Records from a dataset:
|---|

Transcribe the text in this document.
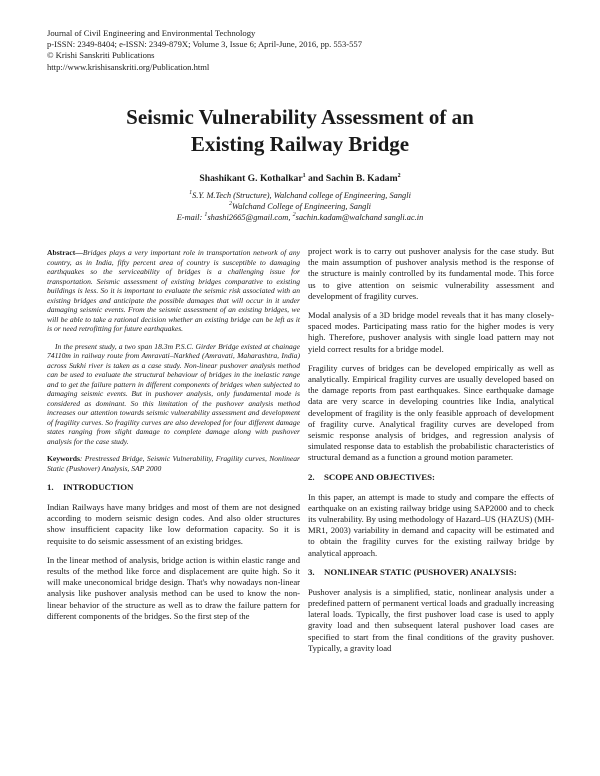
Journal of Civil Engineering and Environmental Technology
p-ISSN: 2349-8404; e-ISSN: 2349-879X; Volume 3, Issue 6; April-June, 2016, pp. 553-557
© Krishi Sanskriti Publications
http://www.krishisanskriti.org/Publication.html
Seismic Vulnerability Assessment of an
Existing Railway Bridge
Shashikant G. Kothalkar$^1$ and Sachin B. Kadam$^2$
$^1$S.Y. M.Tech (Structure), Walchand college of Engineering, Sangli
$^2$Walchand College of Engineering, Sangli
E-mail: $^1$shashi2665@gmail.com, $^2$sachin.kadam@walchand sangli.ac.in

Abstract—Bridges plays a very important role in transportation network of any country, as in India, fifty percent area of country is susceptible to damaging earthquakes so the serviceability of bridges is a challenging issue for transportation. Seismic assessment of existing bridges comparative to existing buildings is less. So it is important to evaluate the seismic risk associated with an existing bridges and anticipate the possible damages that will occur in it under damaging seismic events. From the seismic assessment of an existing bridges, we will be able to take a rational decision whether an existing bridge can be left as it is or need retrofitting for future earthquakes.

In the present study, a two span 18.3m P.S.C. Girder Bridge existed at chainage 74110m in railway route from Amravati–Narkhed (Amravati, Maharashtra, India) across Sukhi river is taken as a case study. Non-linear pushover analysis method can be used to evaluate the structural behaviour of bridges in the inelastic range and to get the failure pattern in different components of bridges when subjected to damaging seismic events. But in pushover analysis, only fundamental mode is considered as dominant. So this limitation of the pushover analysis method increases our attention towards seismic vulnerability assessment and development of fragility curves. So fragility curves are also developed for four different damage states ranging from slight damage to complete damage along with pushover analysis for the case study.

Keywords: Prestressed Bridge, Seismic Vulnerability, Fragility curves, Nonlinear Static (Pushover) Analysis, SAP 2000

1. INTRODUCTION

Indian Railways have many bridges and most of them are not designed according to modern seismic design codes. And also older structures show insufficient capacity like low deformation capacity. So it is requisite to do seismic assessment of an existing bridges.

In the linear method of analysis, bridge action is within elastic range and results of the method like force and displacement are quite high. So it will make uneconomical bridge design. That's why nowadays non-linear analysis like pushover analysis method can be used to know the non-linear behavior of the structure as well as to draw the failure pattern for different components of the bridges. So the first step of the

project work is to carry out pushover analysis for the case study. But the main assumption of pushover analysis method is the response of the structure is mainly controlled by its fundamental mode. This force us to give attention on seismic vulnerability assessment and development of fragility curves.

Modal analysis of a 3D bridge model reveals that it has many closely-spaced modes. Participating mass ratio for the higher modes is very high. Therefore, pushover analysis with single load pattern may not yield correct results for a bridge model.

Fragility curves of bridges can be developed empirically as well as analytically. Empirical fragility curves are usually developed based on the damage reports from past earthquakes. Since earthquake damage data are very scarce in developing countries like India, analytical development of fragility is the only feasible approach of development of fragility curve. Analytical fragility curves are developed from seismic response analysis of bridges, and regression analysis of simulated response data to establish the probabilistic characteristics of structural demand as a function a ground motion parameter.

2. SCOPE AND OBJECTIVES:

In this paper, an attempt is made to study and compare the effects of earthquake on an existing railway bridge using SAP2000 and to check its vulnerability. By using methodology of Hazard–US (HAZUS) (MH-MR1, 2003) variability in demand and capacity will be estimated and to obtain the fragility curves for the existing railway bridge by analytical approach.

3. NONLINEAR STATIC (PUSHOVER) ANALYSIS:

Pushover analysis is a simplified, static, nonlinear analysis under a predefined pattern of permanent vertical loads and gradually increasing lateral loads. Typically, the first pushover load case is used to apply gravity load and then subsequent lateral pushover load cases are specified to start from the final conditions of the gravity pushover. Typically, a gravity load
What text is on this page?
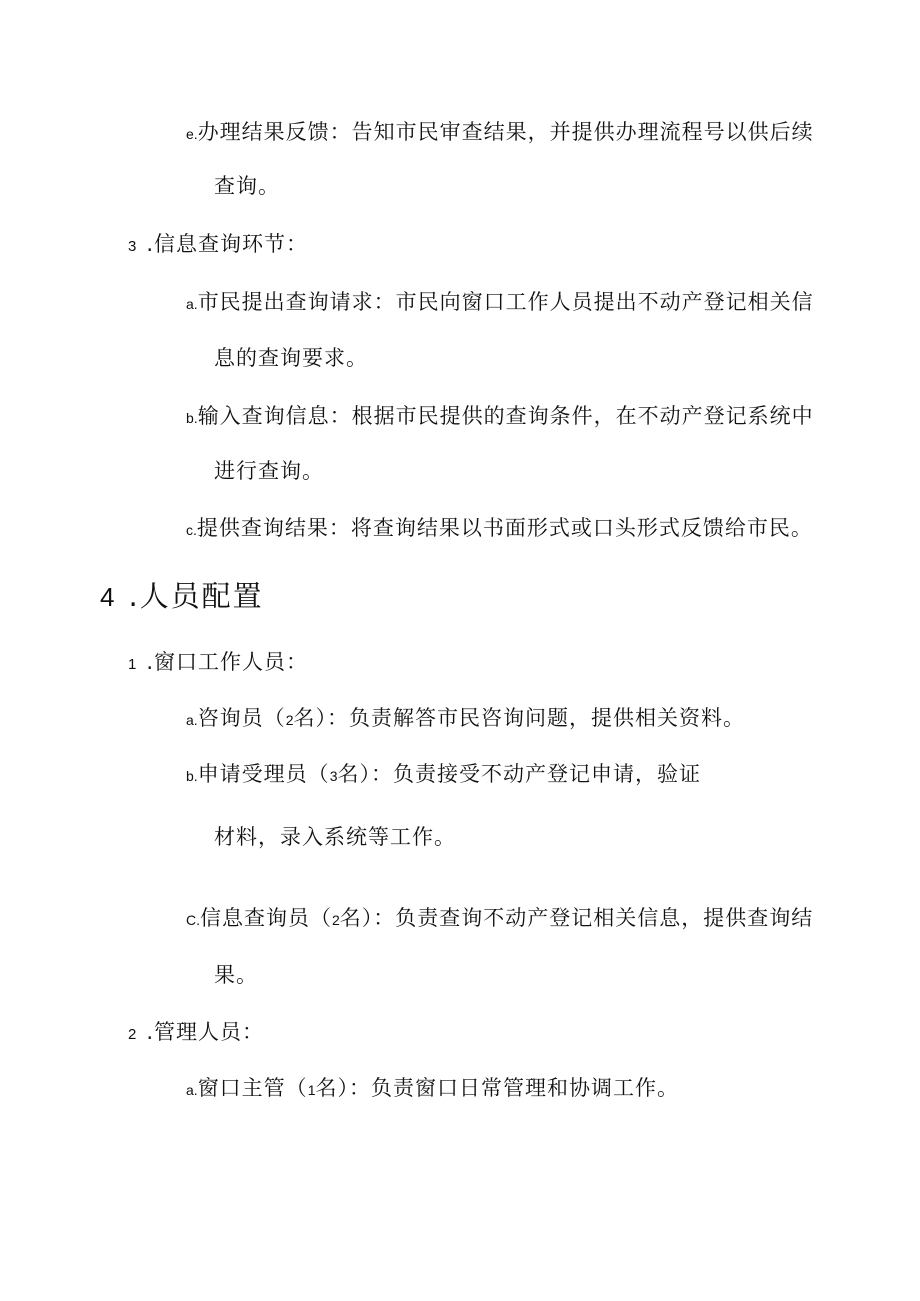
e.办理结果反馈：告知市民审查结果，并提供办理流程号以供后续
查询。
3 .信息查询环节：
a.市民提出查询请求：市民向窗口工作人员提出不动产登记相关信
息的查询要求。
b.输入查询信息：根据市民提供的查询条件，在不动产登记系统中
进行查询。
c.提供查询结果：将查询结果以书面形式或口头形式反馈给市民。
4 .人员配置
1 .窗口工作人员：
a.咨询员（2名）：负责解答市民咨询问题，提供相关资料。
b.申请受理员（3名）：负责接受不动产登记申请，验证
材料，录入系统等工作。
C.信息查询员（2名）：负责查询不动产登记相关信息，提供查询结
果。
2 .管理人员：
a.窗口主管（1名）：负责窗口日常管理和协调工作。
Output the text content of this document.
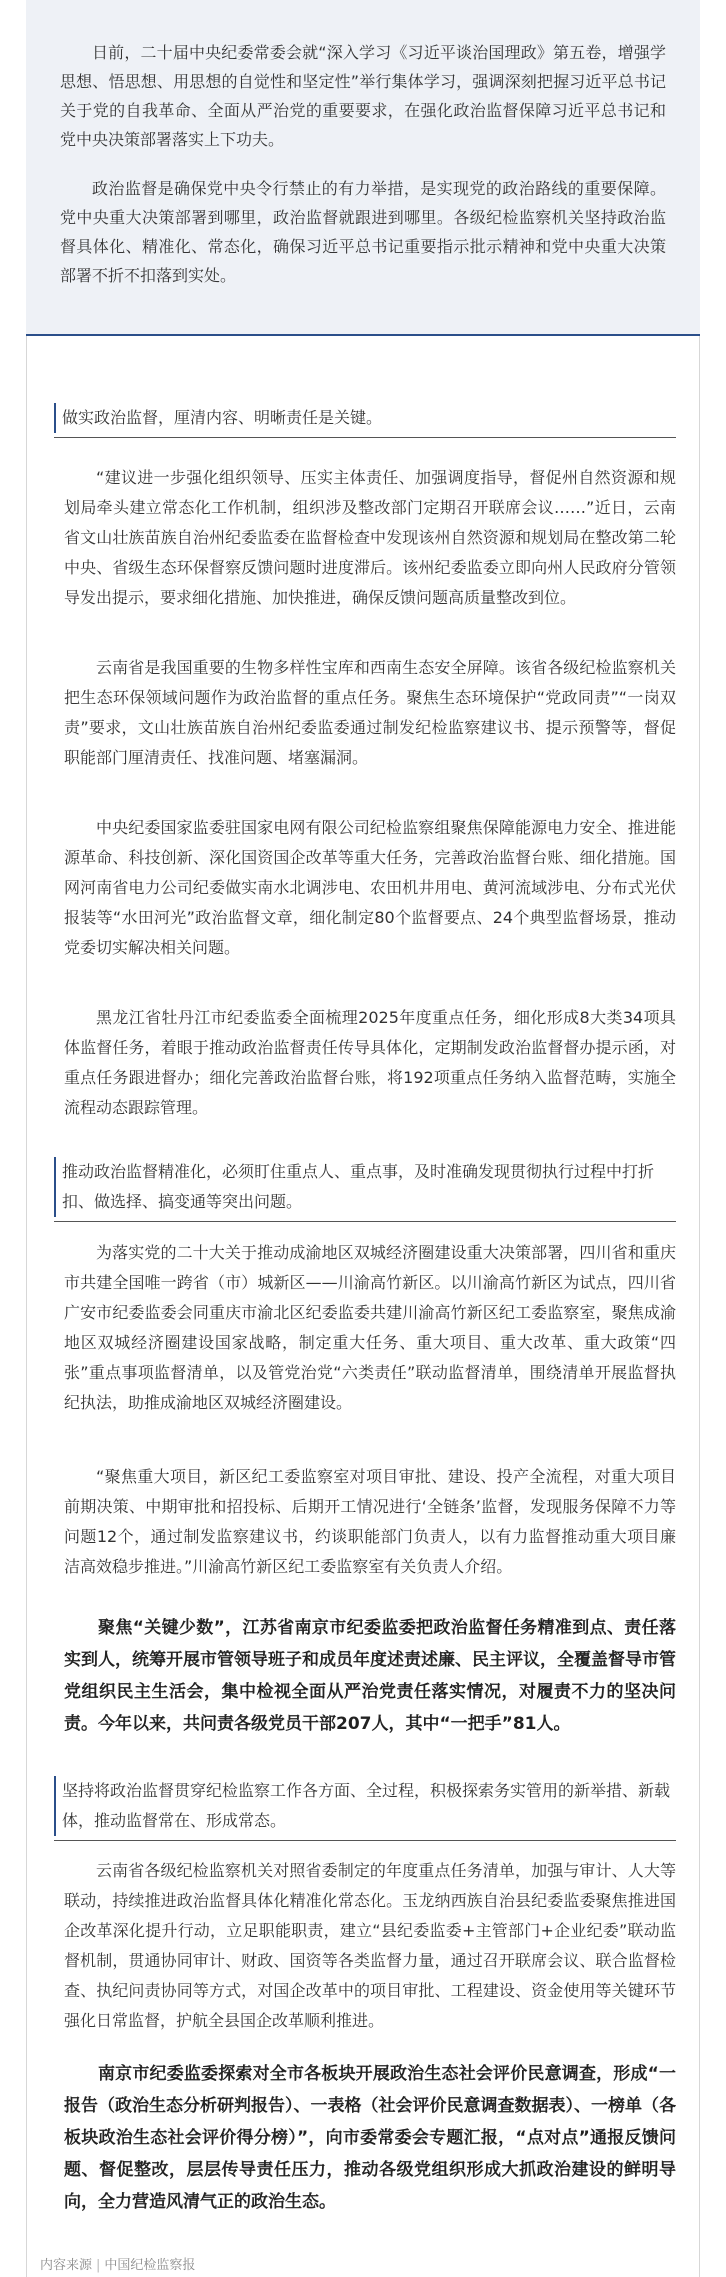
日前，二十届中央纪委常委会就“深入学习《习近平谈治国理政》第五卷，增强学思想、悟思想、用思想的自觉性和坚定性”举行集体学习，强调深刻把握习近平总书记关于党的自我革命、全面从严治党的重要要求，在强化政治监督保障习近平总书记和党中央决策部署落实上下功夫。

政治监督是确保党中央令行禁止的有力举措，是实现党的政治路线的重要保障。党中央重大决策部署到哪里，政治监督就跟进到哪里。各级纪检监察机关坚持政治监督具体化、精准化、常态化，确保习近平总书记重要指示批示精神和党中央重大决策部署不折不扣落到实处。

做实政治监督，厘清内容、明晰责任是关键。

“建议进一步强化组织领导、压实主体责任、加强调度指导，督促州自然资源和规划局牵头建立常态化工作机制，组织涉及整改部门定期召开联席会议……”近日，云南省文山壮族苗族自治州纪委监委在监督检查中发现该州自然资源和规划局在整改第二轮中央、省级生态环保督察反馈问题时进度滞后。该州纪委监委立即向州人民政府分管领导发出提示，要求细化措施、加快推进，确保反馈问题高质量整改到位。

云南省是我国重要的生物多样性宝库和西南生态安全屏障。该省各级纪检监察机关把生态环保领域问题作为政治监督的重点任务。聚焦生态环境保护“党政同责”“一岗双责”要求，文山壮族苗族自治州纪委监委通过制发纪检监察建议书、提示预警等，督促职能部门厘清责任、找准问题、堵塞漏洞。

中央纪委国家监委驻国家电网有限公司纪检监察组聚焦保障能源电力安全、推进能源革命、科技创新、深化国资国企改革等重大任务，完善政治监督台账、细化措施。国网河南省电力公司纪委做实南水北调涉电、农田机井用电、黄河流域涉电、分布式光伏报装等“水田河光”政治监督文章，细化制定80个监督要点、24个典型监督场景，推动党委切实解决相关问题。

黑龙江省牡丹江市纪委监委全面梳理2025年度重点任务，细化形成8大类34项具体监督任务，着眼于推动政治监督责任传导具体化，定期制发政治监督督办提示函，对重点任务跟进督办；细化完善政治监督台账，将192项重点任务纳入监督范畴，实施全流程动态跟踪管理。

推动政治监督精准化，必须盯住重点人、重点事，及时准确发现贯彻执行过程中打折扣、做选择、搞变通等突出问题。

为落实党的二十大关于推动成渝地区双城经济圈建设重大决策部署，四川省和重庆市共建全国唯一跨省（市）城新区——川渝高竹新区。以川渝高竹新区为试点，四川省广安市纪委监委会同重庆市渝北区纪委监委共建川渝高竹新区纪工委监察室，聚焦成渝地区双城经济圈建设国家战略，制定重大任务、重大项目、重大改革、重大政策“四张”重点事项监督清单，以及管党治党“六类责任”联动监督清单，围绕清单开展监督执纪执法，助推成渝地区双城经济圈建设。

“聚焦重大项目，新区纪工委监察室对项目审批、建设、投产全流程，对重大项目前期决策、中期审批和招投标、后期开工情况进行‘全链条’监督，发现服务保障不力等问题12个，通过制发监察建议书，约谈职能部门负责人，以有力监督推动重大项目廉洁高效稳步推进。”川渝高竹新区纪工委监察室有关负责人介绍。

聚焦“关键少数”，江苏省南京市纪委监委把政治监督任务精准到点、责任落实到人，统筹开展市管领导班子和成员年度述责述廉、民主评议，全覆盖督导市管党组织民主生活会，集中检视全面从严治党责任落实情况，对履责不力的坚决问责。今年以来，共问责各级党员干部207人，其中“一把手”81人。

坚持将政治监督贯穿纪检监察工作各方面、全过程，积极探索务实管用的新举措、新载体，推动监督常在、形成常态。

云南省各级纪检监察机关对照省委制定的年度重点任务清单，加强与审计、人大等联动，持续推进政治监督具体化精准化常态化。玉龙纳西族自治县纪委监委聚焦推进国企改革深化提升行动，立足职能职责，建立“县纪委监委+主管部门+企业纪委”联动监督机制，贯通协同审计、财政、国资等各类监督力量，通过召开联席会议、联合监督检查、执纪问责协同等方式，对国企改革中的项目审批、工程建设、资金使用等关键环节强化日常监督，护航全县国企改革顺利推进。

南京市纪委监委探索对全市各板块开展政治生态社会评价民意调查，形成“一报告（政治生态分析研判报告）、一表格（社会评价民意调查数据表）、一榜单（各板块政治生态社会评价得分榜）”，向市委常委会专题汇报，“点对点”通报反馈问题、督促整改，层层传导责任压力，推动各级党组织形成大抓政治建设的鲜明导向，全力营造风清气正的政治生态。

内容来源 | 中国纪检监察报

|---|

Exercise directions:
Where a line of the entries contains the word "document", copy that line.

Exercise response:
Transcribe the text in this document.
Output the text content of this document.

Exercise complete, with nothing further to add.